- _Job_
State how many lines in the entries below contain "населения". Write nothing but the number.

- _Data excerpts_

[BEGIN]

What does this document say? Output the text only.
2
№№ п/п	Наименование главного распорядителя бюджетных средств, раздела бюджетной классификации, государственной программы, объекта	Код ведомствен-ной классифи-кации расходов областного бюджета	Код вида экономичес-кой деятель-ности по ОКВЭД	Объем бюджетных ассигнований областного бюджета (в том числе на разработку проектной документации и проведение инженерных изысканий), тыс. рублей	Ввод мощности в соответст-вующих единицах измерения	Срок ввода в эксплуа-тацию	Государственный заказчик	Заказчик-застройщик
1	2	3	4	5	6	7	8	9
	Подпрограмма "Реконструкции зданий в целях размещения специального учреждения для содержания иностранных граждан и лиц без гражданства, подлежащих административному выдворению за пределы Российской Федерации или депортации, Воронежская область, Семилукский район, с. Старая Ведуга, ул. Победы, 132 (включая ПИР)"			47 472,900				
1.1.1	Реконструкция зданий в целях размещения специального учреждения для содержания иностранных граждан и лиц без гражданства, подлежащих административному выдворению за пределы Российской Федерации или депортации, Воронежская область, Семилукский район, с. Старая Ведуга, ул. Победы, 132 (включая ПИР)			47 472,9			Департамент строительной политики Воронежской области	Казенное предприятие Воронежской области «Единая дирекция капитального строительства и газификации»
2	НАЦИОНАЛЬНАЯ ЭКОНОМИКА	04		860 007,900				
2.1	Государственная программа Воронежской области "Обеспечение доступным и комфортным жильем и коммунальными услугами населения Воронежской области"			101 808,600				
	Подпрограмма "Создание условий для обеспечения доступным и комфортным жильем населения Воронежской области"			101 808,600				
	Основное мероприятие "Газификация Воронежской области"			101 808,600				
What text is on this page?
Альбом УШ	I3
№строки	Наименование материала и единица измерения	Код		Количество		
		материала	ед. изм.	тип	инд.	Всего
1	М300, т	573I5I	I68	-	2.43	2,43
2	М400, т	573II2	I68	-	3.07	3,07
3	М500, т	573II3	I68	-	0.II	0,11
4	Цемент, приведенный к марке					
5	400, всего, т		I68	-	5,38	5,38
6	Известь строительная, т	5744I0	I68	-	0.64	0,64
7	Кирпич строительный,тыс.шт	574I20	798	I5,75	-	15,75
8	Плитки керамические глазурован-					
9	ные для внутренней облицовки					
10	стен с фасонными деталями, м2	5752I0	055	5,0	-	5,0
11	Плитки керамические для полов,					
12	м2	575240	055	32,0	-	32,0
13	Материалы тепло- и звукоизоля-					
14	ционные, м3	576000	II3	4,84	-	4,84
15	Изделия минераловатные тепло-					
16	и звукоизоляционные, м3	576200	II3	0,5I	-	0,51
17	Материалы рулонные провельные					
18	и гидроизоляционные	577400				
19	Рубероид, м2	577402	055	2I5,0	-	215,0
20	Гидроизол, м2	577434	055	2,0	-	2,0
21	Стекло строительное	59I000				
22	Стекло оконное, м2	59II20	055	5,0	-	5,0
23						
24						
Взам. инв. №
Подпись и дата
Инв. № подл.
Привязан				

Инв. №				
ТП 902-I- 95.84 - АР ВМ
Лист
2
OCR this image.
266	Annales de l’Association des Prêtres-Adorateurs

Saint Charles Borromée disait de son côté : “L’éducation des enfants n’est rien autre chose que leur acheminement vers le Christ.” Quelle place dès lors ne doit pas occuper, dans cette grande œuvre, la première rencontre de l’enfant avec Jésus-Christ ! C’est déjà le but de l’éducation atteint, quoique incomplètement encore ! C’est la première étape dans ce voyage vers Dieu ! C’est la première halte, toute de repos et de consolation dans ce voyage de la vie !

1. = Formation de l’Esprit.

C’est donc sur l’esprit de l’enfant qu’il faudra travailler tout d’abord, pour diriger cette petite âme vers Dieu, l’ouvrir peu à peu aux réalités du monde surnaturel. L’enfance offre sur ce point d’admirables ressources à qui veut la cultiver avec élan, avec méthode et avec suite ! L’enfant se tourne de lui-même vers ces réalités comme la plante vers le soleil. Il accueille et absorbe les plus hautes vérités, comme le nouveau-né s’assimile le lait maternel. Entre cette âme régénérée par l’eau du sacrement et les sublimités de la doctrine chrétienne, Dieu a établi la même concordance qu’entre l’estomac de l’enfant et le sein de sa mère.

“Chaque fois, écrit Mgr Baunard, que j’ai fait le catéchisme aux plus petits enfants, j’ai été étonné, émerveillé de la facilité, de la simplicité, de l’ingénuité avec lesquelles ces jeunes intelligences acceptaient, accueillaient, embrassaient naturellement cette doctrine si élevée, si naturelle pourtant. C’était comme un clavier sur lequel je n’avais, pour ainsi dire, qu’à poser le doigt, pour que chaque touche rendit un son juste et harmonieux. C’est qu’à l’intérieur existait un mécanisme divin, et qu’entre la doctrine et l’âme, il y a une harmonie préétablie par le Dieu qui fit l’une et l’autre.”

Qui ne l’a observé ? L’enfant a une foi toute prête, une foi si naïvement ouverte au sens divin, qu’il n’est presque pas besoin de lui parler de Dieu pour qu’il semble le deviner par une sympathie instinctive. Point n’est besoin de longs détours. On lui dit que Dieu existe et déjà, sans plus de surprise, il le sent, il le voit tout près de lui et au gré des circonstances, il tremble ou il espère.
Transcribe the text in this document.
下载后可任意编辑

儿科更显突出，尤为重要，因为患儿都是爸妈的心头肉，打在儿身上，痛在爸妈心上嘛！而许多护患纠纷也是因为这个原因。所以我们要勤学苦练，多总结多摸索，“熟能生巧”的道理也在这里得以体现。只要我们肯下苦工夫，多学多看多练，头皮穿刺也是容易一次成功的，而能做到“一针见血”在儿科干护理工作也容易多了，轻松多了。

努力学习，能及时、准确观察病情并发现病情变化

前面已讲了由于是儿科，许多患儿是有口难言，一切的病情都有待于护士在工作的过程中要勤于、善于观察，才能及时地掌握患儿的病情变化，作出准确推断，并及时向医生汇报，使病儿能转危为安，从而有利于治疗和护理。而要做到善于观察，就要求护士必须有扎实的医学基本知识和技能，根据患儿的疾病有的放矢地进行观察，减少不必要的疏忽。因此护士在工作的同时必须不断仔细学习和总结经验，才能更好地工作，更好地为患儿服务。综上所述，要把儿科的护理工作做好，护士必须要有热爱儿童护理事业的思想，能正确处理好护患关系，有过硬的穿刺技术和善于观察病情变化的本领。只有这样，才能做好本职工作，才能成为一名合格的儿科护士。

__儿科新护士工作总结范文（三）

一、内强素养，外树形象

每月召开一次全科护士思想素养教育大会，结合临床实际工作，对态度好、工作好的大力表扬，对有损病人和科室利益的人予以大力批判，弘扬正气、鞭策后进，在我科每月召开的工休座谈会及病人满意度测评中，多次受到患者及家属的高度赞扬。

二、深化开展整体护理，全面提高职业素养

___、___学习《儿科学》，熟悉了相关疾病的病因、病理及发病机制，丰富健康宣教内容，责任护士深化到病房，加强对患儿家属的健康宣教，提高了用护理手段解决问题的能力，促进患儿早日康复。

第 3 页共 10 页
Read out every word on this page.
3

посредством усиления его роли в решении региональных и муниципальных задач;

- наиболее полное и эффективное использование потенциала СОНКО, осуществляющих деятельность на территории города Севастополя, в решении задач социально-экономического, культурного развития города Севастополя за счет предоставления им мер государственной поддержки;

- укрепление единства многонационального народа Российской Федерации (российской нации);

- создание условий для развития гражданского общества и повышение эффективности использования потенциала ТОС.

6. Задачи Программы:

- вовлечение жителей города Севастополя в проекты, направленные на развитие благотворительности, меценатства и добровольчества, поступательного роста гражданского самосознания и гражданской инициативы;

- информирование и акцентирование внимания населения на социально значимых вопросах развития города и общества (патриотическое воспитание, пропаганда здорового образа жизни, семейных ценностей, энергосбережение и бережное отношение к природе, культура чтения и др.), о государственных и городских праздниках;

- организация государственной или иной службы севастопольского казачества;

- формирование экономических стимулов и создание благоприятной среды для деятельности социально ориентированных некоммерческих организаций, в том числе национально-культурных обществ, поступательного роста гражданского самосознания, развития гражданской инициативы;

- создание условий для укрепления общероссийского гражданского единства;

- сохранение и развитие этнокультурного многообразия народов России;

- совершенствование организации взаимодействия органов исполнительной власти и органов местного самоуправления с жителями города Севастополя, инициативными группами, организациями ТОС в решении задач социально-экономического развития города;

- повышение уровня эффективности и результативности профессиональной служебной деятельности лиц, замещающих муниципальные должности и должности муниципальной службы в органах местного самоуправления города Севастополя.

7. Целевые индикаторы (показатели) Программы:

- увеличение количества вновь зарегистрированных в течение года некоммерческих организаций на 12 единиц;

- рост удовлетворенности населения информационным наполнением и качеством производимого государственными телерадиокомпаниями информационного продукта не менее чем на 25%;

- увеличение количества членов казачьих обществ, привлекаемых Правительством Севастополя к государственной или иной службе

[END]

- _Written response_
4